▶ Given data:

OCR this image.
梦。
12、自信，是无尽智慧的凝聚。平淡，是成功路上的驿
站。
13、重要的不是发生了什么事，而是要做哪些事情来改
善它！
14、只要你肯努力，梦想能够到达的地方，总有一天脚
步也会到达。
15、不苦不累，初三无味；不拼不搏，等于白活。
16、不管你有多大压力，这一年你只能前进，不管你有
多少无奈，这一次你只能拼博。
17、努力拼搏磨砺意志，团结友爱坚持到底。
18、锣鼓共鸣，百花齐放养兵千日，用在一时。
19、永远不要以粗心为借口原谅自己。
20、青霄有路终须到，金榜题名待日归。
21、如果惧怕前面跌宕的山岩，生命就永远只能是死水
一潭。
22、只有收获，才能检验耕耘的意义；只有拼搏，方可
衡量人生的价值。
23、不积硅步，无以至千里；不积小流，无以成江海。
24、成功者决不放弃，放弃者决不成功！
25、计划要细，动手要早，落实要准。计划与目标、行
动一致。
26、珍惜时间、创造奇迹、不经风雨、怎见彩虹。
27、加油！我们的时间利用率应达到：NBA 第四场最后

▶ Directions:
Reproduce the entire listing word for word.

▶ Reply:
OCR this image.
梦。
12、自信，是无尽智慧的凝聚。平淡，是成功路上的驿
站。
13、重要的不是发生了什么事，而是要做哪些事情来改
善它！
14、只要你肯努力，梦想能够到达的地方，总有一天脚
步也会到达。
15、不苦不累，初三无味；不拼不搏，等于白活。
16、不管你有多大压力，这一年你只能前进，不管你有
多少无奈，这一次你只能拼博。
17、努力拼搏磨砺意志，团结友爱坚持到底。
18、锣鼓共鸣，百花齐放养兵千日，用在一时。
19、永远不要以粗心为借口原谅自己。
20、青霄有路终须到，金榜题名待日归。
21、如果惧怕前面跌宕的山岩，生命就永远只能是死水
一潭。
22、只有收获，才能检验耕耘的意义；只有拼搏，方可
衡量人生的价值。
23、不积硅步，无以至千里；不积小流，无以成江海。
24、成功者决不放弃，放弃者决不成功！
25、计划要细，动手要早，落实要准。计划与目标、行
动一致。
26、珍惜时间、创造奇迹、不经风雨、怎见彩虹。
27、加油！我们的时间利用率应达到：NBA 第四场最后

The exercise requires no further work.